**Short task**
Give every entry again, word for word.

-------------------------

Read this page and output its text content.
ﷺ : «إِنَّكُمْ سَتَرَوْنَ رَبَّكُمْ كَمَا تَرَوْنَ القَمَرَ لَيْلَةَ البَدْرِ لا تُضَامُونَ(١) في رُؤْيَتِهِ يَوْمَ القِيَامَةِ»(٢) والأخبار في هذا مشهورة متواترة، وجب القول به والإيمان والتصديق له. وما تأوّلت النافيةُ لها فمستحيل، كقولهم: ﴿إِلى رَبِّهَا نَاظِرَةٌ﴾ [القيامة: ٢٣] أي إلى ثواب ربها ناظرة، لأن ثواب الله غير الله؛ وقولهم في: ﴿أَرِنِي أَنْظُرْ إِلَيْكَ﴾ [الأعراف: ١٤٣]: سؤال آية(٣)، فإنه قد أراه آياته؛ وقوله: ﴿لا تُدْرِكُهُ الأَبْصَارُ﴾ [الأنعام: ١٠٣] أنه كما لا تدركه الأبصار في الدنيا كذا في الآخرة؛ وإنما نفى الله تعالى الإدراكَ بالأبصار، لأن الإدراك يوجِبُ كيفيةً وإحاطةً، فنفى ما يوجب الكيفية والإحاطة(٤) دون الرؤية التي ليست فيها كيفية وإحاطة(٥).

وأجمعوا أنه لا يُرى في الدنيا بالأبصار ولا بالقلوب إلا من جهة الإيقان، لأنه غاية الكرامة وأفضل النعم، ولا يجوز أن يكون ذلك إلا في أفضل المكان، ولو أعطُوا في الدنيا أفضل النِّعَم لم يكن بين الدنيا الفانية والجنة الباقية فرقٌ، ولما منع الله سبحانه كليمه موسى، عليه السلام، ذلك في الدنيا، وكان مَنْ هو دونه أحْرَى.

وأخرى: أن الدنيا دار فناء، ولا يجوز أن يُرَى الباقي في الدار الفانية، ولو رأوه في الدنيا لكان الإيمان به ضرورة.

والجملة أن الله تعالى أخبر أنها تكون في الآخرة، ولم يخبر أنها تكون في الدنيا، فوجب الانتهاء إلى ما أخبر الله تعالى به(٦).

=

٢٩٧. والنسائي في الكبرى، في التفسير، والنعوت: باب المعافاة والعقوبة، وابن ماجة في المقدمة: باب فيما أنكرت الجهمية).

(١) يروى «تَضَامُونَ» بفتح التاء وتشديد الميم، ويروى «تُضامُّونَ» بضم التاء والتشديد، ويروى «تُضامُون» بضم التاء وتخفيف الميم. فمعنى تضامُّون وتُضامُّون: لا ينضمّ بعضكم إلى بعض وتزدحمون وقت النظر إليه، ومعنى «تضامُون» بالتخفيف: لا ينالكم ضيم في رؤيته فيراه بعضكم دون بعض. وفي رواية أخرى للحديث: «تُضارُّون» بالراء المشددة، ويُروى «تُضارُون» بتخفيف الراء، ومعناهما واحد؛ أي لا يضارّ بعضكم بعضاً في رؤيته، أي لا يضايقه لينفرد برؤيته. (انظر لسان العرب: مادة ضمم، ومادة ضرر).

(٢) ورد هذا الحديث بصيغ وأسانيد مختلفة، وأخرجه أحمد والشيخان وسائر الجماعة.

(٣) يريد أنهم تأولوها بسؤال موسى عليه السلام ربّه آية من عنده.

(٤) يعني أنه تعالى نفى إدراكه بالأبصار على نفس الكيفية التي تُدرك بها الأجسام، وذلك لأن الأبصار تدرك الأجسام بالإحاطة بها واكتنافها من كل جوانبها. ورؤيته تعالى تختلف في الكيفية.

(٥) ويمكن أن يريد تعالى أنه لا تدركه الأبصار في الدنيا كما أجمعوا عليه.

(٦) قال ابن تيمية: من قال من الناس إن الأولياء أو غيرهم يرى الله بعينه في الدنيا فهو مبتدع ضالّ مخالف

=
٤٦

-------------------------

**Result for this exercise**
Read this page and output its text content.
ﷺ : «إِنَّكُمْ سَتَرَوْنَ رَبَّكُمْ كَمَا تَرَوْنَ القَمَرَ لَيْلَةَ البَدْرِ لا تُضَامُونَ(١) في رُؤْيَتِهِ يَوْمَ القِيَامَةِ»(٢) والأخبار في هذا مشهورة متواترة، وجب القول به والإيمان والتصديق له. وما تأوّلت النافيةُ لها فمستحيل، كقولهم: ﴿إِلى رَبِّهَا نَاظِرَةٌ﴾ [القيامة: ٢٣] أي إلى ثواب ربها ناظرة، لأن ثواب الله غير الله؛ وقولهم في: ﴿أَرِنِي أَنْظُرْ إِلَيْكَ﴾ [الأعراف: ١٤٣]: سؤال آية(٣)، فإنه قد أراه آياته؛ وقوله: ﴿لا تُدْرِكُهُ الأَبْصَارُ﴾ [الأنعام: ١٠٣] أنه كما لا تدركه الأبصار في الدنيا كذا في الآخرة؛ وإنما نفى الله تعالى الإدراكَ بالأبصار، لأن الإدراك يوجِبُ كيفيةً وإحاطةً، فنفى ما يوجب الكيفية والإحاطة(٤) دون الرؤية التي ليست فيها كيفية وإحاطة(٥).

وأجمعوا أنه لا يُرى في الدنيا بالأبصار ولا بالقلوب إلا من جهة الإيقان، لأنه غاية الكرامة وأفضل النعم، ولا يجوز أن يكون ذلك إلا في أفضل المكان، ولو أعطُوا في الدنيا أفضل النِّعَم لم يكن بين الدنيا الفانية والجنة الباقية فرقٌ، ولما منع الله سبحانه كليمه موسى، عليه السلام، ذلك في الدنيا، وكان مَنْ هو دونه أحْرَى.

وأخرى: أن الدنيا دار فناء، ولا يجوز أن يُرَى الباقي في الدار الفانية، ولو رأوه في الدنيا لكان الإيمان به ضرورة.

والجملة أن الله تعالى أخبر أنها تكون في الآخرة، ولم يخبر أنها تكون في الدنيا، فوجب الانتهاء إلى ما أخبر الله تعالى به(٦).

=

٢٩٧. والنسائي في الكبرى، في التفسير، والنعوت: باب المعافاة والعقوبة، وابن ماجة في المقدمة: باب فيما أنكرت الجهمية).

(١) يروى «تَضَامُونَ» بفتح التاء وتشديد الميم، ويروى «تُضامُّونَ» بضم التاء والتشديد، ويروى «تُضامُون» بضم التاء وتخفيف الميم. فمعنى تضامُّون وتُضامُّون: لا ينضمّ بعضكم إلى بعض وتزدحمون وقت النظر إليه، ومعنى «تضامُون» بالتخفيف: لا ينالكم ضيم في رؤيته فيراه بعضكم دون بعض. وفي رواية أخرى للحديث: «تُضارُّون» بالراء المشددة، ويُروى «تُضارُون» بتخفيف الراء، ومعناهما واحد؛ أي لا يضارّ بعضكم بعضاً في رؤيته، أي لا يضايقه لينفرد برؤيته. (انظر لسان العرب: مادة ضمم، ومادة ضرر).

(٢) ورد هذا الحديث بصيغ وأسانيد مختلفة، وأخرجه أحمد والشيخان وسائر الجماعة.

(٣) يريد أنهم تأولوها بسؤال موسى عليه السلام ربّه آية من عنده.

(٤) يعني أنه تعالى نفى إدراكه بالأبصار على نفس الكيفية التي تُدرك بها الأجسام، وذلك لأن الأبصار تدرك الأجسام بالإحاطة بها واكتنافها من كل جوانبها. ورؤيته تعالى تختلف في الكيفية.

(٥) ويمكن أن يريد تعالى أنه لا تدركه الأبصار في الدنيا كما أجمعوا عليه.

(٦) قال ابن تيمية: من قال من الناس إن الأولياء أو غيرهم يرى الله بعينه في الدنيا فهو مبتدع ضالّ مخالف

=
٤٦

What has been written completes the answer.